» **Directive**: Quote the entries in full, character for character, without their images.

» **Record set**:
☆ ☆ ☆ ☆ ☆

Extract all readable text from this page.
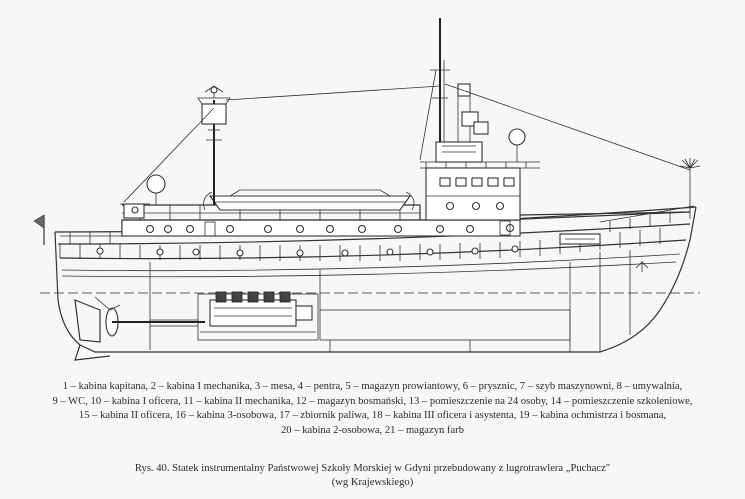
1 – kabina kapitana, 2 – kabina I mechanika, 3 – mesa, 4 – pentra, 5 – magazyn prowiantowy, 6 – prysznic, 7 – szyb maszynowni, 8 – umywalnia,
9 – WC, 10 – kabina I oficera, 11 – kabina II mechanika, 12 – magazyn bosmański, 13 – pomieszczenie na 24 osoby, 14 – pomieszczenie szkoleniowe,
15 – kabina II oficera, 16 – kabina 3-osobowa, 17 – zbiornik paliwa, 18 – kabina III oficera i asystenta, 19 – kabina ochmistrza i bosmana,
20 – kabina 2-osobowa, 21 – magazyn farb
Rys. 40. Statek instrumentalny Państwowej Szkoły Morskiej w Gdyni przebudowany z lugrotrawlera „Puchacz"
(wg Krajewskiego)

☆ ☆ ☆ ☆ ☆

» **Complete output**:
Extract all readable text from this page.
1 – kabina kapitana, 2 – kabina I mechanika, 3 – mesa, 4 – pentra, 5 – magazyn prowiantowy, 6 – prysznic, 7 – szyb maszynowni, 8 – umywalnia,
9 – WC, 10 – kabina I oficera, 11 – kabina II mechanika, 12 – magazyn bosmański, 13 – pomieszczenie na 24 osoby, 14 – pomieszczenie szkoleniowe,
15 – kabina II oficera, 16 – kabina 3-osobowa, 17 – zbiornik paliwa, 18 – kabina III oficera i asystenta, 19 – kabina ochmistrza i bosmana,
20 – kabina 2-osobowa, 21 – magazyn farb
Rys. 40. Statek instrumentalny Państwowej Szkoły Morskiej w Gdyni przebudowany z lugrotrawlera „Puchacz"
(wg Krajewskiego)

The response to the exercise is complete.